---- Data provided

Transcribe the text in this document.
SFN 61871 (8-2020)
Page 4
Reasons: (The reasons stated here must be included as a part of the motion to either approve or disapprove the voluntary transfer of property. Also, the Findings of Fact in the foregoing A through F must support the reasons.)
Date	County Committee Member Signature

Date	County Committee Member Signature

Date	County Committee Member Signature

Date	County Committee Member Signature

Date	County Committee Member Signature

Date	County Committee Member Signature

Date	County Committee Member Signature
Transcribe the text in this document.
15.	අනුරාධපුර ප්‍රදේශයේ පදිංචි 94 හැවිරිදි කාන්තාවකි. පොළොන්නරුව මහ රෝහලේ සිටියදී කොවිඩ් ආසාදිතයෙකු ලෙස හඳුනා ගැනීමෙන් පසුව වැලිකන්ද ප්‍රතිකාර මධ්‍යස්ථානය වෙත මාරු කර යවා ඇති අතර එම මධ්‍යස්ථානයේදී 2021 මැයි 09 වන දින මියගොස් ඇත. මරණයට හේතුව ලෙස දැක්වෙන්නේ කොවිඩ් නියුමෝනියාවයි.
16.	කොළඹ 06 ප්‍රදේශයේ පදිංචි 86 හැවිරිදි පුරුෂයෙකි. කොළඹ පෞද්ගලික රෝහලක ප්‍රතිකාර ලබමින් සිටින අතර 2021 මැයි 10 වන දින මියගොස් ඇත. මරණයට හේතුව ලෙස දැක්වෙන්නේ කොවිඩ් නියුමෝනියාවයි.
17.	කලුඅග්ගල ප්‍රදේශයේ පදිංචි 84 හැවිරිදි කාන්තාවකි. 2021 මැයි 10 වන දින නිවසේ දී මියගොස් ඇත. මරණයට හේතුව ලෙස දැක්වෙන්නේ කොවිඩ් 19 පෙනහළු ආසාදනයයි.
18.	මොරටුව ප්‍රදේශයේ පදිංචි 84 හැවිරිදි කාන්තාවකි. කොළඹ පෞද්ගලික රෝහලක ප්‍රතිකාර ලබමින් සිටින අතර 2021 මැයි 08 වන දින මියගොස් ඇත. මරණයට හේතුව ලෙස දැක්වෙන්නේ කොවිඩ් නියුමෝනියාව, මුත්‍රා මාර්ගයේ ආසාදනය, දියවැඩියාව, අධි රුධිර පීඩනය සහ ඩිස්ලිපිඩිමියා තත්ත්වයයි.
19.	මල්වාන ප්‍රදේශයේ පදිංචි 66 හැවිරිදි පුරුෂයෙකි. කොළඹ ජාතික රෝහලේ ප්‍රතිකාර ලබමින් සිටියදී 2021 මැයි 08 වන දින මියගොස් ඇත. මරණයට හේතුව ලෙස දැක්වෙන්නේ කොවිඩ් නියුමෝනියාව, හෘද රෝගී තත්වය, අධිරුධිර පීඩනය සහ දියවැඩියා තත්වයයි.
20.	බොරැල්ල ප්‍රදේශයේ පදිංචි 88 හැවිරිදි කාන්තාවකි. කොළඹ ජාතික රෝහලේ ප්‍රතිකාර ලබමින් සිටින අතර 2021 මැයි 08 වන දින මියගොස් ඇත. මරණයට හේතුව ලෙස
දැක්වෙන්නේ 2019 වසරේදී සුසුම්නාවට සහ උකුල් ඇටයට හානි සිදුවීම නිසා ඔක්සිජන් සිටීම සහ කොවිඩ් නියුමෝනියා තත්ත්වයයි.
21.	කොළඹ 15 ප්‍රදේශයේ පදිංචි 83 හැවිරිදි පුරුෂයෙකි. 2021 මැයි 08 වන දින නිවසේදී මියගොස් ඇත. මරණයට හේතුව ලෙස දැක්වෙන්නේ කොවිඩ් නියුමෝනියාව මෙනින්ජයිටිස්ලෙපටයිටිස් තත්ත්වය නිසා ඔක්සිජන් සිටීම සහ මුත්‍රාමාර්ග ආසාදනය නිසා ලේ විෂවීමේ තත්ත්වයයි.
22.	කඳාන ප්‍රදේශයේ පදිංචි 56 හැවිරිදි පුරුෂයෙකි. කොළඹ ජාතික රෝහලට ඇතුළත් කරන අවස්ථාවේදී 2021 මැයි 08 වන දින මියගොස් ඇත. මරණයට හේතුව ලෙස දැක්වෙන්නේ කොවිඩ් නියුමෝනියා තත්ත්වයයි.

--------
---- Data provided

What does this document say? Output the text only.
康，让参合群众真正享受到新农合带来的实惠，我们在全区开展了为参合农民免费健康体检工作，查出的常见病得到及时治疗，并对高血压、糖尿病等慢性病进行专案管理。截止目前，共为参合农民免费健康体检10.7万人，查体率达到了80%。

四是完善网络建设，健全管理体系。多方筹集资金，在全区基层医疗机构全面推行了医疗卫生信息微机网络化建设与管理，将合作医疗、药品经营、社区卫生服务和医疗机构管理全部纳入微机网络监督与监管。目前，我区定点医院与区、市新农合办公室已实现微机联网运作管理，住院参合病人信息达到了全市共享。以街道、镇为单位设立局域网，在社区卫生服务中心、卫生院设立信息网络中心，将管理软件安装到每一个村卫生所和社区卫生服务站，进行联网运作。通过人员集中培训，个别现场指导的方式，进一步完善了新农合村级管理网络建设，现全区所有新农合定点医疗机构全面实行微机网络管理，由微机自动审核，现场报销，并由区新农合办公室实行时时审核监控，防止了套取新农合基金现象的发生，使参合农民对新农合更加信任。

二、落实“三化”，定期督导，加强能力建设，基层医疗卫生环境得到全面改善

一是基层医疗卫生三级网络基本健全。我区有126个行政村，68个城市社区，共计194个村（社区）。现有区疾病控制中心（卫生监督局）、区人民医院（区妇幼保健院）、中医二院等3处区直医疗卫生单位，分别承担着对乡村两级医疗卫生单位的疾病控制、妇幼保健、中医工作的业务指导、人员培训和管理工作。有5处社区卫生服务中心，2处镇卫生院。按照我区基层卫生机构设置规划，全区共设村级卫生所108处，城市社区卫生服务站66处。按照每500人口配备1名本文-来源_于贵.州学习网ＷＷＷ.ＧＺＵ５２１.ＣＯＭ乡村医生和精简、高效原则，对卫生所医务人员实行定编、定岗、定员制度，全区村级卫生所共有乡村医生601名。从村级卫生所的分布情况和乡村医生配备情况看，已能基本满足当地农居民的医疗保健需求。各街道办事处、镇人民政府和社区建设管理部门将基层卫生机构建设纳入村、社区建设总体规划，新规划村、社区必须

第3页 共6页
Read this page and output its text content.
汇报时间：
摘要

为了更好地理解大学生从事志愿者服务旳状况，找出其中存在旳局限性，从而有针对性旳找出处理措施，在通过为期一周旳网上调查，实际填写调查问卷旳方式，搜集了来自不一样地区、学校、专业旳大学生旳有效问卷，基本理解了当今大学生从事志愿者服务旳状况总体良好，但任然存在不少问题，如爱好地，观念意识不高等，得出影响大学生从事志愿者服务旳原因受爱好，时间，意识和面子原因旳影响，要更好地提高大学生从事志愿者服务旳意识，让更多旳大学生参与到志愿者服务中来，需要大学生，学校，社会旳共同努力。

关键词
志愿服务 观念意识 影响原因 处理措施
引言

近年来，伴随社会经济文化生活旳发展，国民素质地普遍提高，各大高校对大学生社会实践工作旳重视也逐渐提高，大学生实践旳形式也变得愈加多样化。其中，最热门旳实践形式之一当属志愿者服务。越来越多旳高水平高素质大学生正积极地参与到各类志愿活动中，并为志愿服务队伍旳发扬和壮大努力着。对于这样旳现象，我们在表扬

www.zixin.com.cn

--------

• Requirement
Search the records above for the string "text". Copy every line that contains it.

• Final result
Transcribe the text in this document.
Transcribe the text in this document.
What does this document say? Output the text only.
Read this page and output its text content.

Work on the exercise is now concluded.